**WORK REQUIRED:** Go through the material below and report how many lines contain "المتحدة". Give only the number.

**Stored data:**
+++
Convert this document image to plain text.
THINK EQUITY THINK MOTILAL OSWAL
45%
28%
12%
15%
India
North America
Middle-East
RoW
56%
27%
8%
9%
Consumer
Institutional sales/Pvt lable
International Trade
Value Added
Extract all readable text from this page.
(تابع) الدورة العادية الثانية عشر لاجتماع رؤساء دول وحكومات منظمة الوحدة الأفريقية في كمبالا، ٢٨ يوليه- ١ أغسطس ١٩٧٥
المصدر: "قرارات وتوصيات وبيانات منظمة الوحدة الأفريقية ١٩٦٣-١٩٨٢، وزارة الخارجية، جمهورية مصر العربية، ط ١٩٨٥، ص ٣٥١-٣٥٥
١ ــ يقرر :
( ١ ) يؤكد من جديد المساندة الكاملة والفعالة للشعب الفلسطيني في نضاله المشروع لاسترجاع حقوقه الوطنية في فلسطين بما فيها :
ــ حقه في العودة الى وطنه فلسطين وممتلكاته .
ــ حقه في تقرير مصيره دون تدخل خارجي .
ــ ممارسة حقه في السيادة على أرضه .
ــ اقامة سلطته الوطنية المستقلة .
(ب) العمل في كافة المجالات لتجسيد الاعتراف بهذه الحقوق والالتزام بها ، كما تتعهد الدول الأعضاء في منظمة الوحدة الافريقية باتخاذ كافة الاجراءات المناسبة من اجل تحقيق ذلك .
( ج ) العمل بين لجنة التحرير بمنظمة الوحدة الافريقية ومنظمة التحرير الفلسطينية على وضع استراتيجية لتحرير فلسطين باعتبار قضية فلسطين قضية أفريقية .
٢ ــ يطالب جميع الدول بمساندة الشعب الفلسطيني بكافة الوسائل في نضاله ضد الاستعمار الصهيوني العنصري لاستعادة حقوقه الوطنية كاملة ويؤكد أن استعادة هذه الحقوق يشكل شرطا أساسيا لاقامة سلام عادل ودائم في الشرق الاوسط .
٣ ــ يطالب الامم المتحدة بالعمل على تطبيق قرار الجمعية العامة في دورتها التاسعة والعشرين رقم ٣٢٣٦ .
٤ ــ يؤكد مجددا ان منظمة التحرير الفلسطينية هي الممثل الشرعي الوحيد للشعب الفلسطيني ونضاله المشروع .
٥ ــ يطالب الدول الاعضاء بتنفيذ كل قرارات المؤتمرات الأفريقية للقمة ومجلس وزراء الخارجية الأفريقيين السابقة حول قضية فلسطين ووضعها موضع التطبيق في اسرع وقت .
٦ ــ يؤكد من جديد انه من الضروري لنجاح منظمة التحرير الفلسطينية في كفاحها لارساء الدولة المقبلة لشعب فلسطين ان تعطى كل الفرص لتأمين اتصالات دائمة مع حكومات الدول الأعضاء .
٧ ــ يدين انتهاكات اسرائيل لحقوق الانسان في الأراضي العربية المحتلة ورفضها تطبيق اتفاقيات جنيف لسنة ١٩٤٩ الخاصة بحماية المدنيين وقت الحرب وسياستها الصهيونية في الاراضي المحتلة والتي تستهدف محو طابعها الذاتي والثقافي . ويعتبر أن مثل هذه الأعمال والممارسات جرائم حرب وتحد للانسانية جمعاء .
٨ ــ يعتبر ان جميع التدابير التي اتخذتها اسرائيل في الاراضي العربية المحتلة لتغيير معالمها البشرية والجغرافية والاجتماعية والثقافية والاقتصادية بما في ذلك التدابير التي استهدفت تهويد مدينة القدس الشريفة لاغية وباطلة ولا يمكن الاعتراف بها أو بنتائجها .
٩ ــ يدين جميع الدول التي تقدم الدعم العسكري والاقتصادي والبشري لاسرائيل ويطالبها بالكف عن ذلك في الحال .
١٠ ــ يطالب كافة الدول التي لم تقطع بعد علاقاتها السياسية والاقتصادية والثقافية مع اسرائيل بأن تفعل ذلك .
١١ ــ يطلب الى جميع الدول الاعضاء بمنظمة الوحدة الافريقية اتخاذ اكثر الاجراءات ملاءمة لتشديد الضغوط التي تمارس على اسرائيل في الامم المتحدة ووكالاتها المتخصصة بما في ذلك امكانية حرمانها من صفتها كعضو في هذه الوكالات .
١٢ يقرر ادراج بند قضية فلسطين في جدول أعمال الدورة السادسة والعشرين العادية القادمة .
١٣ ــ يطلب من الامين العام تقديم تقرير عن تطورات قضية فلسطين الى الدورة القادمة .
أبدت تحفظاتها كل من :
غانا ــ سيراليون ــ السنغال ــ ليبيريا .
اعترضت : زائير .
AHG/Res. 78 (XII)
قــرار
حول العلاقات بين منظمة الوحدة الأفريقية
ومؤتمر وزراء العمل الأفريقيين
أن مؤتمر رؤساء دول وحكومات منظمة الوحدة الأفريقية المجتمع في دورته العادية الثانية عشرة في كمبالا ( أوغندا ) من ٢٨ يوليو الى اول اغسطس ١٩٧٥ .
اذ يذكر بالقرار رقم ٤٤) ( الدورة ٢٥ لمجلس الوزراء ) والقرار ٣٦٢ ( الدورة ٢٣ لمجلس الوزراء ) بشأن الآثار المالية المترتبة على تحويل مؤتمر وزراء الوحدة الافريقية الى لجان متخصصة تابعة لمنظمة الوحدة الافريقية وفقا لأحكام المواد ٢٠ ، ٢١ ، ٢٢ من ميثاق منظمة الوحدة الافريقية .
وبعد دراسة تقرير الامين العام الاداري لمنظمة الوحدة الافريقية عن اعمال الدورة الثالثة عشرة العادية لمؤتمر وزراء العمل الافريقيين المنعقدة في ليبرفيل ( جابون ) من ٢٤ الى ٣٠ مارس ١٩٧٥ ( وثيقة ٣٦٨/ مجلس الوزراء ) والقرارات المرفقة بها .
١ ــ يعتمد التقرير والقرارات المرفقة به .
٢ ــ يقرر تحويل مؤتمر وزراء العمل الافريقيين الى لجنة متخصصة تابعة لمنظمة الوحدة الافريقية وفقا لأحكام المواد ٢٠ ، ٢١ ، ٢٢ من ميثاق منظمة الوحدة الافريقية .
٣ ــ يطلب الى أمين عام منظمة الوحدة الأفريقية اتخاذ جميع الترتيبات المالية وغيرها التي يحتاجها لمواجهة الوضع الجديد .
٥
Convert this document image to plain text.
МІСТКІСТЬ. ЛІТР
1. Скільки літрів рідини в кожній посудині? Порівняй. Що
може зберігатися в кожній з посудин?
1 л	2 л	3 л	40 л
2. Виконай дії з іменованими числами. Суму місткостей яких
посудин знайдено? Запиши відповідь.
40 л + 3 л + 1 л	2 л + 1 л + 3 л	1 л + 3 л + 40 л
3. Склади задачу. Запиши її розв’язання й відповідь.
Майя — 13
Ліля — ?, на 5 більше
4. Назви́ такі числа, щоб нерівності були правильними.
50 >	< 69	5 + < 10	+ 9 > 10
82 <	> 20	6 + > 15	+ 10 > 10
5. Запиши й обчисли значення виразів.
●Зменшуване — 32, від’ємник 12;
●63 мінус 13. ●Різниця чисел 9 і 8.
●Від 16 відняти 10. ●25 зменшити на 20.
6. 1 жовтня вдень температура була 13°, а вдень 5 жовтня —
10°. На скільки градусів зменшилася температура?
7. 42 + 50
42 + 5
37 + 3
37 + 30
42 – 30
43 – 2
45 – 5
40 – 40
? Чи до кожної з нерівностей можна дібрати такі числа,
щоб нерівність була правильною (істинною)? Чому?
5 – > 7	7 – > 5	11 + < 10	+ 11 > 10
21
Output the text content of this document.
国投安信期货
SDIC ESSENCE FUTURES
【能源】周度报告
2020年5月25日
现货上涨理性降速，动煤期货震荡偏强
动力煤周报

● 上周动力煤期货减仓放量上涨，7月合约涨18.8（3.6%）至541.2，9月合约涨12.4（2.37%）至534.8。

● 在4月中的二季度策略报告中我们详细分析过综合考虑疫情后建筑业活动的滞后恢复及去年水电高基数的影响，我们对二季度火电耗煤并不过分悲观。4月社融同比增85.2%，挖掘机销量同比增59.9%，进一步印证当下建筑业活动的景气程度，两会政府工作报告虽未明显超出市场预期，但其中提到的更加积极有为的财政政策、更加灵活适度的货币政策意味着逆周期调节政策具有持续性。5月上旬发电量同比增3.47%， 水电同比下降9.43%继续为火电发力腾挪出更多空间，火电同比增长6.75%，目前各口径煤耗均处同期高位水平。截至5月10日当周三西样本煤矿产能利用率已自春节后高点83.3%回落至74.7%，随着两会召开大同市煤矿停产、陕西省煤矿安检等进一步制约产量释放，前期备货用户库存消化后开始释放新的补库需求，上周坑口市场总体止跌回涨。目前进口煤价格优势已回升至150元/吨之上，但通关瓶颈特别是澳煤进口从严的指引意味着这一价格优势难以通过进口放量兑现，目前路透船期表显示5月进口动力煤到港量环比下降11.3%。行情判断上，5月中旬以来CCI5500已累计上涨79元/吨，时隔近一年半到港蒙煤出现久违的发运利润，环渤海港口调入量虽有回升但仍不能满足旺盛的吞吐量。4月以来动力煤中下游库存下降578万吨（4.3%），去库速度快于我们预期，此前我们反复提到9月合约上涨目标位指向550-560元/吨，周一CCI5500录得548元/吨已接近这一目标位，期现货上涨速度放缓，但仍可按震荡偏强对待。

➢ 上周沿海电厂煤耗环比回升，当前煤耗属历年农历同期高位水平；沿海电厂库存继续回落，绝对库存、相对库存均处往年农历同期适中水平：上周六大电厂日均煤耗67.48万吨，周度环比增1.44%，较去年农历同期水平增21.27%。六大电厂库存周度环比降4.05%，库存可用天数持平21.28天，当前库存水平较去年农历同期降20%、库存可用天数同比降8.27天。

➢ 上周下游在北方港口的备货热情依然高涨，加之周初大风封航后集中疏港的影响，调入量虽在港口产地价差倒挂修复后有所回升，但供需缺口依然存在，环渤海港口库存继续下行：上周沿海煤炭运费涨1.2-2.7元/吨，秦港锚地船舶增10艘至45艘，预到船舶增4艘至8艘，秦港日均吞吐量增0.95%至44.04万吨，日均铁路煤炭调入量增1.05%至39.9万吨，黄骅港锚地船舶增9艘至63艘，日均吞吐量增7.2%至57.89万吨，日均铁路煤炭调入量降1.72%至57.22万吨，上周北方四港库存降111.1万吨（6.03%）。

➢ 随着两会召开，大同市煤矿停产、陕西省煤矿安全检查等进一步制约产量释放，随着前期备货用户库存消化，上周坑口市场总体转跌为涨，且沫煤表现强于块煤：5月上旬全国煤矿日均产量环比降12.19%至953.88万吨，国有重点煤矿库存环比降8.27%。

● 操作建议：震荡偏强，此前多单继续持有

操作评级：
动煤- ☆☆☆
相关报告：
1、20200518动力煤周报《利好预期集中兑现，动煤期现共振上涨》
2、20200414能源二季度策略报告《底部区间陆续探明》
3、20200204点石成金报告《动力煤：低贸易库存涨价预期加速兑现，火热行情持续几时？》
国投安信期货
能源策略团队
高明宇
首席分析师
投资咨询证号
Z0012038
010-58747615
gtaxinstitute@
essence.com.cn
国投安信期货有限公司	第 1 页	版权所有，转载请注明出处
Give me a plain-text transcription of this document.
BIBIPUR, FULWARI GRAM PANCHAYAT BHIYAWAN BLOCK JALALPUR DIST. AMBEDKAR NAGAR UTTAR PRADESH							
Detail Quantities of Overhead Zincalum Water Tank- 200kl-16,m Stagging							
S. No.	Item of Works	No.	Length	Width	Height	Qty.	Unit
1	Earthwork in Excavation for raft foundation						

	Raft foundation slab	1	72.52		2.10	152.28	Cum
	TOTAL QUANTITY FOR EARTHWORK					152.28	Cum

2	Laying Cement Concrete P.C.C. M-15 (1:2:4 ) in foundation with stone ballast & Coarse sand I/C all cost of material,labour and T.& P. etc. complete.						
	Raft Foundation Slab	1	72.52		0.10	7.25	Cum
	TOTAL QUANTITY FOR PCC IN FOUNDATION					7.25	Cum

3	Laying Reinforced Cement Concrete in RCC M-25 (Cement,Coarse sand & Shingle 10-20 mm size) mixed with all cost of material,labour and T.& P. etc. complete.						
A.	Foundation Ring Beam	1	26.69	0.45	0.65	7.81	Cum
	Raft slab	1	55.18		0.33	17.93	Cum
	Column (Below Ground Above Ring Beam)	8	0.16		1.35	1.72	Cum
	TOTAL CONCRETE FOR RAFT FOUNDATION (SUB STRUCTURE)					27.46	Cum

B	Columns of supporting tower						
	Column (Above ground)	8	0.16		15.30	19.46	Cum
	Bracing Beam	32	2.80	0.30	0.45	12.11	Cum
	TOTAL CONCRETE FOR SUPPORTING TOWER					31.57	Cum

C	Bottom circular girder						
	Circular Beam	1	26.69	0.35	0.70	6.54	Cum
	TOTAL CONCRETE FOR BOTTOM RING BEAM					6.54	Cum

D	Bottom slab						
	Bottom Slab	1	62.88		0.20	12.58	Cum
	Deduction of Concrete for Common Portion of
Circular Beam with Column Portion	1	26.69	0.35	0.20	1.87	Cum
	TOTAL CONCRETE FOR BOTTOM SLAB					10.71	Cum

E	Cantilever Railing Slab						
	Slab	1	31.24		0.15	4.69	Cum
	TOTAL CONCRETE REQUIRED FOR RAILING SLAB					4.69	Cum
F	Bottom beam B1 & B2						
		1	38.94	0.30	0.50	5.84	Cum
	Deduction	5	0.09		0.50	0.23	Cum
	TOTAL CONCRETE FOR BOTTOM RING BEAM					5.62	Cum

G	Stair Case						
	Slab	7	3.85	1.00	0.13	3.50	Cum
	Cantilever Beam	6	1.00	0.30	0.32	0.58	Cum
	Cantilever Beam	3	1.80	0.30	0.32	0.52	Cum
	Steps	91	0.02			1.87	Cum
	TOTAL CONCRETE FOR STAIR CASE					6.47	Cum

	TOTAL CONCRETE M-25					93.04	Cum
+++
**EXERCISE ANSWER:** 2